== Dataset content ==
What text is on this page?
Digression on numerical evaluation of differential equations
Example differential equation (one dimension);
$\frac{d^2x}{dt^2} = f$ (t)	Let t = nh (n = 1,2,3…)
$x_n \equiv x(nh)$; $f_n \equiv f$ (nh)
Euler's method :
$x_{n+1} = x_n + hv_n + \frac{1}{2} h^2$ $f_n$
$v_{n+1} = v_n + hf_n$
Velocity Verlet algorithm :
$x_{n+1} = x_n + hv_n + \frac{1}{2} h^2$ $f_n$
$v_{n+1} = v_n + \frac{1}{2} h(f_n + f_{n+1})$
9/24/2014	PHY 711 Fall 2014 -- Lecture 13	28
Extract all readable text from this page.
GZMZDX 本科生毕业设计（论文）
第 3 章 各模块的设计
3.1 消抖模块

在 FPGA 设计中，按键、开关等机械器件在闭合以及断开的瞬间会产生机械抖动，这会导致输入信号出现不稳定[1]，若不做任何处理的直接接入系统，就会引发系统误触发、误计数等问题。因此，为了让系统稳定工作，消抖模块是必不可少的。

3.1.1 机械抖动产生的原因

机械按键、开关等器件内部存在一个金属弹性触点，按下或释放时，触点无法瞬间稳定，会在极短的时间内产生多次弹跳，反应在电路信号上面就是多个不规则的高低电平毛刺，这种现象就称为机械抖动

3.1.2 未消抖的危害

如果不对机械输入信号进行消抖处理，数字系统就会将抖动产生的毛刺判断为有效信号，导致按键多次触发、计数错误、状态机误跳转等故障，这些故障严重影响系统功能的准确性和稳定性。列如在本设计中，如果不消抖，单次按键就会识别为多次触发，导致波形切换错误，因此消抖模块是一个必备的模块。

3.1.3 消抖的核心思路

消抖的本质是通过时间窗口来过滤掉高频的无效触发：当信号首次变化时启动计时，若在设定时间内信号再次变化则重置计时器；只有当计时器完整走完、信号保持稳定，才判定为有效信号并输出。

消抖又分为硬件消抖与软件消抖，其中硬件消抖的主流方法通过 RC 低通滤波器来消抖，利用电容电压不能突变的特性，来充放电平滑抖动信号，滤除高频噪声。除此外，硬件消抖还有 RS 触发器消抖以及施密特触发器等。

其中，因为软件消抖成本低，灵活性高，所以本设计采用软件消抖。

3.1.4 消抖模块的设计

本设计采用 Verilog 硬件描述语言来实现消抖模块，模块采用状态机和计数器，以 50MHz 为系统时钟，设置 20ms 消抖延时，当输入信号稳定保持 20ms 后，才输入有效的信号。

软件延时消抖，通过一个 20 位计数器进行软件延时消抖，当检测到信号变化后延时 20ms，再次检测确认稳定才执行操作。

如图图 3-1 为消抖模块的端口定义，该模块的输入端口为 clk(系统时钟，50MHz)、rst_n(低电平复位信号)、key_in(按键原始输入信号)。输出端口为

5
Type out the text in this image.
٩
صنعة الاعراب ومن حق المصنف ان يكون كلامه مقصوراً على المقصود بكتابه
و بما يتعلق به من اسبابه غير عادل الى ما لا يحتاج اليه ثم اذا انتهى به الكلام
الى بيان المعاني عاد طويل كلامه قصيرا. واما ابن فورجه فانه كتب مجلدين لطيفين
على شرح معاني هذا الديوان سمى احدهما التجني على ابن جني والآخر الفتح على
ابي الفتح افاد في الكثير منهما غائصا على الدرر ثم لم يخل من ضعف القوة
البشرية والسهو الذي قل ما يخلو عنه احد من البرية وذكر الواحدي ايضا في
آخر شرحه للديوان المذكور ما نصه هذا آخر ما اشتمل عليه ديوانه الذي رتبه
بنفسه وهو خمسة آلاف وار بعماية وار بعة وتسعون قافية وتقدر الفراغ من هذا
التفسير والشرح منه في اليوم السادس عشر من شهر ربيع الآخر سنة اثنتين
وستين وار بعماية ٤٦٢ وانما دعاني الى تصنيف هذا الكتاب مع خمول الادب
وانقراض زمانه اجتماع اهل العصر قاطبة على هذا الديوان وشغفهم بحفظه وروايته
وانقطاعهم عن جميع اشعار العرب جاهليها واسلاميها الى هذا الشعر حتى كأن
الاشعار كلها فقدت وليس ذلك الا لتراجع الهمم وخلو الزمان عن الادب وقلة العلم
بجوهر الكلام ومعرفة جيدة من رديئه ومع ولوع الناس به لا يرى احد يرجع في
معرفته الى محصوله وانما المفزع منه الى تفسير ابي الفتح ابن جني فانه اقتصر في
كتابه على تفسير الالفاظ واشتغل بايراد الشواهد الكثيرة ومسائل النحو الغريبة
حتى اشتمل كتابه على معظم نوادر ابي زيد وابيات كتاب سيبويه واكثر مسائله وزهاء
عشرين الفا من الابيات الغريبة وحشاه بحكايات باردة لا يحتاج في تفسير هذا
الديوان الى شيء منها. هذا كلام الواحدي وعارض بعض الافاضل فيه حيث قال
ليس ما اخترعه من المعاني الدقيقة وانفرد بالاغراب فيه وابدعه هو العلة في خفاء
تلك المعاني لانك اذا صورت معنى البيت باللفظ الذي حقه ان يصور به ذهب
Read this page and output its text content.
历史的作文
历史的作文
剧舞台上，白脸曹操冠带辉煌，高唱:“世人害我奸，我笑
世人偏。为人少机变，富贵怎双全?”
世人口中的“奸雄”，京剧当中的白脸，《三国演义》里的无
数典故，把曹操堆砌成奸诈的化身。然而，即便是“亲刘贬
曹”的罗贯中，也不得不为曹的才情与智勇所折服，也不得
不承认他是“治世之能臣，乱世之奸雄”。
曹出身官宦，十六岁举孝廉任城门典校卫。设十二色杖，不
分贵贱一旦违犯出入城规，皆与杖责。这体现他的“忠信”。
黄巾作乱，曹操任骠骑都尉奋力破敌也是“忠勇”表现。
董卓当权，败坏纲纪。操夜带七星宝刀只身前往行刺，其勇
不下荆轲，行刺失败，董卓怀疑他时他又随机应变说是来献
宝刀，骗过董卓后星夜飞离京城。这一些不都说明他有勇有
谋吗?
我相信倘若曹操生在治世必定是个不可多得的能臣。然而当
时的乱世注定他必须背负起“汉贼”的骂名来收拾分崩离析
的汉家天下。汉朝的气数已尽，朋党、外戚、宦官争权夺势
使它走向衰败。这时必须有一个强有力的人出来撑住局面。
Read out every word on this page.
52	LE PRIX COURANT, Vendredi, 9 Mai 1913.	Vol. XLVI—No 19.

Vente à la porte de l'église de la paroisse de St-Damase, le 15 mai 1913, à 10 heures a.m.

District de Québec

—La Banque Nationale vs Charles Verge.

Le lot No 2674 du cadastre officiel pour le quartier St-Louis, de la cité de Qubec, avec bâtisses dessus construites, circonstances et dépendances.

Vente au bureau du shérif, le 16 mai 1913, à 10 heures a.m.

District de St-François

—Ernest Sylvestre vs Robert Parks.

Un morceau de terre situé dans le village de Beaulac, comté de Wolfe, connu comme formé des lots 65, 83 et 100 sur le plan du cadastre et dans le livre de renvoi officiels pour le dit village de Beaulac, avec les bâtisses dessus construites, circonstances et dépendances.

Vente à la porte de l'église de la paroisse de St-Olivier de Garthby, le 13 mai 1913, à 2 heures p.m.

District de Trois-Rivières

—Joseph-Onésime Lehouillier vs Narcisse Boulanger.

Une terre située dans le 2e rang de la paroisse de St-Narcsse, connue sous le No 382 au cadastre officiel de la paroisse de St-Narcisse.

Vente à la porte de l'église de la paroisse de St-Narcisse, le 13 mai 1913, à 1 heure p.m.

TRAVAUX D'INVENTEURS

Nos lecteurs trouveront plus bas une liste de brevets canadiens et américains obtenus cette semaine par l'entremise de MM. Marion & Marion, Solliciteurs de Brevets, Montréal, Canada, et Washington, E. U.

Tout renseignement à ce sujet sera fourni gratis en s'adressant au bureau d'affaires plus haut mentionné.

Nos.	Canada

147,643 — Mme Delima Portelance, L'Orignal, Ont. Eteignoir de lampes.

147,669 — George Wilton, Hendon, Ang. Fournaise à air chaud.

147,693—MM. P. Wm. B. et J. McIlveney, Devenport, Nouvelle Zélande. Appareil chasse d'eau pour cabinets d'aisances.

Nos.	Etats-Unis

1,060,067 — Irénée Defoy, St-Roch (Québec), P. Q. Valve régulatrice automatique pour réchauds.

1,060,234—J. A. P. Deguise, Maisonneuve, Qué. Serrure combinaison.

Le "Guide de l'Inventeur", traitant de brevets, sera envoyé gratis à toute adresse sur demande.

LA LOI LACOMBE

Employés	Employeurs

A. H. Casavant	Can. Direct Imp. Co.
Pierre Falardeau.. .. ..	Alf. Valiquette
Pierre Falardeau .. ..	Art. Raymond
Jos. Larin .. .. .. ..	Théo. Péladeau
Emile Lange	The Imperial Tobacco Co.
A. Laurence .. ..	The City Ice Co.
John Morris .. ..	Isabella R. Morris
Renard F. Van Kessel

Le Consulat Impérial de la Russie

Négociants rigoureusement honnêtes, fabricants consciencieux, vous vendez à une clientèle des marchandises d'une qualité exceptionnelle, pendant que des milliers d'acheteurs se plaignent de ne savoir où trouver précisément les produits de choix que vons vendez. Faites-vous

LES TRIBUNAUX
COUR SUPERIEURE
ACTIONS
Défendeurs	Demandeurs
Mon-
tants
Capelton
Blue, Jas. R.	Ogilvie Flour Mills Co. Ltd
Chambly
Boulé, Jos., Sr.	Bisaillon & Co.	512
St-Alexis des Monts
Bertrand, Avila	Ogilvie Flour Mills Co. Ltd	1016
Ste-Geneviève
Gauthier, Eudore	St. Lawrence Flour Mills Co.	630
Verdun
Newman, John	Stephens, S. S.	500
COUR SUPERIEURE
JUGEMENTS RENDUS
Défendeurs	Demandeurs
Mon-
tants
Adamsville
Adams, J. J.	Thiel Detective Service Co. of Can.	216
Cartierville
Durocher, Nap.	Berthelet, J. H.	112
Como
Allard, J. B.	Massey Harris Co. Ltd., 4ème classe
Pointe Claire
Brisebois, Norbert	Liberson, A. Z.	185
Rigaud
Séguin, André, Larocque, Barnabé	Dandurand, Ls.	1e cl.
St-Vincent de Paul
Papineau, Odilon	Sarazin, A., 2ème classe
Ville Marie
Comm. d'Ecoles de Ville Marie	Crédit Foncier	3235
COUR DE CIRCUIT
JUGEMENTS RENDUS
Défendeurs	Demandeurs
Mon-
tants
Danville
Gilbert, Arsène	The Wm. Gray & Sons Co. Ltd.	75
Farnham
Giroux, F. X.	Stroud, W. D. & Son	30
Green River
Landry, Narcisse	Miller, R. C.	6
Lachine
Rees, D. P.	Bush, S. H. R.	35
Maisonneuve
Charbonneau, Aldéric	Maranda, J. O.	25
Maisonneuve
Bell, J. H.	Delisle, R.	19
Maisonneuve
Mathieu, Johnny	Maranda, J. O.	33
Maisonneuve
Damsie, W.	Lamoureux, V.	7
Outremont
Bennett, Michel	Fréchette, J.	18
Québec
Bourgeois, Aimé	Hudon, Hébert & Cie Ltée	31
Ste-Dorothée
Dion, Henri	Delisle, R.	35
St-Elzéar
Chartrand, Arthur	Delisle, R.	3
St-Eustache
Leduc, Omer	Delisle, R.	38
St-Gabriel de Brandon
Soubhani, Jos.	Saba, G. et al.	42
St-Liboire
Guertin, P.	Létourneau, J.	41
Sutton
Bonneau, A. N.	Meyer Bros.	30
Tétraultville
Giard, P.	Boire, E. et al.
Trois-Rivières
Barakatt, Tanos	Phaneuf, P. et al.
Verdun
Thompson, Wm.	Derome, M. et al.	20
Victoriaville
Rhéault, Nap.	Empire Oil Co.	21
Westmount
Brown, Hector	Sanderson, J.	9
===
_Objective_.
Search the entries for "bâtisses" and copy out each line that has it.

_Output_.
Le lot No 2674 du cadastre officiel pour le quartier St-Louis, de la cité de Qubec, avec bâtisses dessus construites, circonstances et dépendances.
Un morceau de terre situé dans le village de Beaulac, comté de Wolfe, connu comme formé des lots 65, 83 et 100 sur le plan du cadastre et dans le livre de renvoi officiels pour le dit village de Beaulac, avec les bâtisses dessus construites, circonstances et dépendances.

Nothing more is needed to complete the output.